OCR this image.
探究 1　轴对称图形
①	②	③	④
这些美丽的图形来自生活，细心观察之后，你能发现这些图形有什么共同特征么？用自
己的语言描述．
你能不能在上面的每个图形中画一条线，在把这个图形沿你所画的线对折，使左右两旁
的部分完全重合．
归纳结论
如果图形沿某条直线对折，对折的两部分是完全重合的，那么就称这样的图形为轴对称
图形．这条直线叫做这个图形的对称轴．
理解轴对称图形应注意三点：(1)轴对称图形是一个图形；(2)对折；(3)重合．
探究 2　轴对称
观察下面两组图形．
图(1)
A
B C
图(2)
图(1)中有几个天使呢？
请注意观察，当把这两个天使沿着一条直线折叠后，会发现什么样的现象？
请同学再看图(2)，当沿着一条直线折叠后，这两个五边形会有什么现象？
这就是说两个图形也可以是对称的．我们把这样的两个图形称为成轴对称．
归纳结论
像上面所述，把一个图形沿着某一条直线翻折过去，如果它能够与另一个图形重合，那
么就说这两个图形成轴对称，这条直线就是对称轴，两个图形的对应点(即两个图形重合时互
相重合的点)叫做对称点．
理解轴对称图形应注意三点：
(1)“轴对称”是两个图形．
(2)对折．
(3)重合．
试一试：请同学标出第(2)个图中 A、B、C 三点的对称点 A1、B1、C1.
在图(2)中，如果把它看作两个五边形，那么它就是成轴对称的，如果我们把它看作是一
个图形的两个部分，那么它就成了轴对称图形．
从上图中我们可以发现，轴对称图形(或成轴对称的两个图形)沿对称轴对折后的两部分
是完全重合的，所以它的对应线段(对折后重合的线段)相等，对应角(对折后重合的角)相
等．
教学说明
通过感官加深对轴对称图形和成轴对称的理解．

* * *

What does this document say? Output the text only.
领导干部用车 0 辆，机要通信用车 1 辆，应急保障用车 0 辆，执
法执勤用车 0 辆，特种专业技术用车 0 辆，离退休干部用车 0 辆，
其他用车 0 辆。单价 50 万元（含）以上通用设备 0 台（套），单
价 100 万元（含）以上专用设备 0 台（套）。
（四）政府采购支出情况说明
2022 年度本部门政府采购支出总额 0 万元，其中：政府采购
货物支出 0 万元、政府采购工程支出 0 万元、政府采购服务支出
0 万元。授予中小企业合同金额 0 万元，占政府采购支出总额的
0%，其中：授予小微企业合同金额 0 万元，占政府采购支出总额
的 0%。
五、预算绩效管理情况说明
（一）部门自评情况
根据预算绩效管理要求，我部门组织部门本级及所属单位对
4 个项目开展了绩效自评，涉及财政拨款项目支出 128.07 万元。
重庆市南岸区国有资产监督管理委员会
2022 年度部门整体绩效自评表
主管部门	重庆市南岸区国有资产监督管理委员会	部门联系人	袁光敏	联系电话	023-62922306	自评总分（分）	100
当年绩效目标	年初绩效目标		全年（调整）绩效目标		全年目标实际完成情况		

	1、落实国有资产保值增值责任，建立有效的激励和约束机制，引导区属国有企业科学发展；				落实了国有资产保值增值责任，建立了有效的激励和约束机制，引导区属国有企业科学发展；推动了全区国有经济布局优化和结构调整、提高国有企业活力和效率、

## [Given instruction]
Go through the entries above and pull out each line with "this" in it.

## [Answer]
OCR this image.
What does this document say? Output the text only.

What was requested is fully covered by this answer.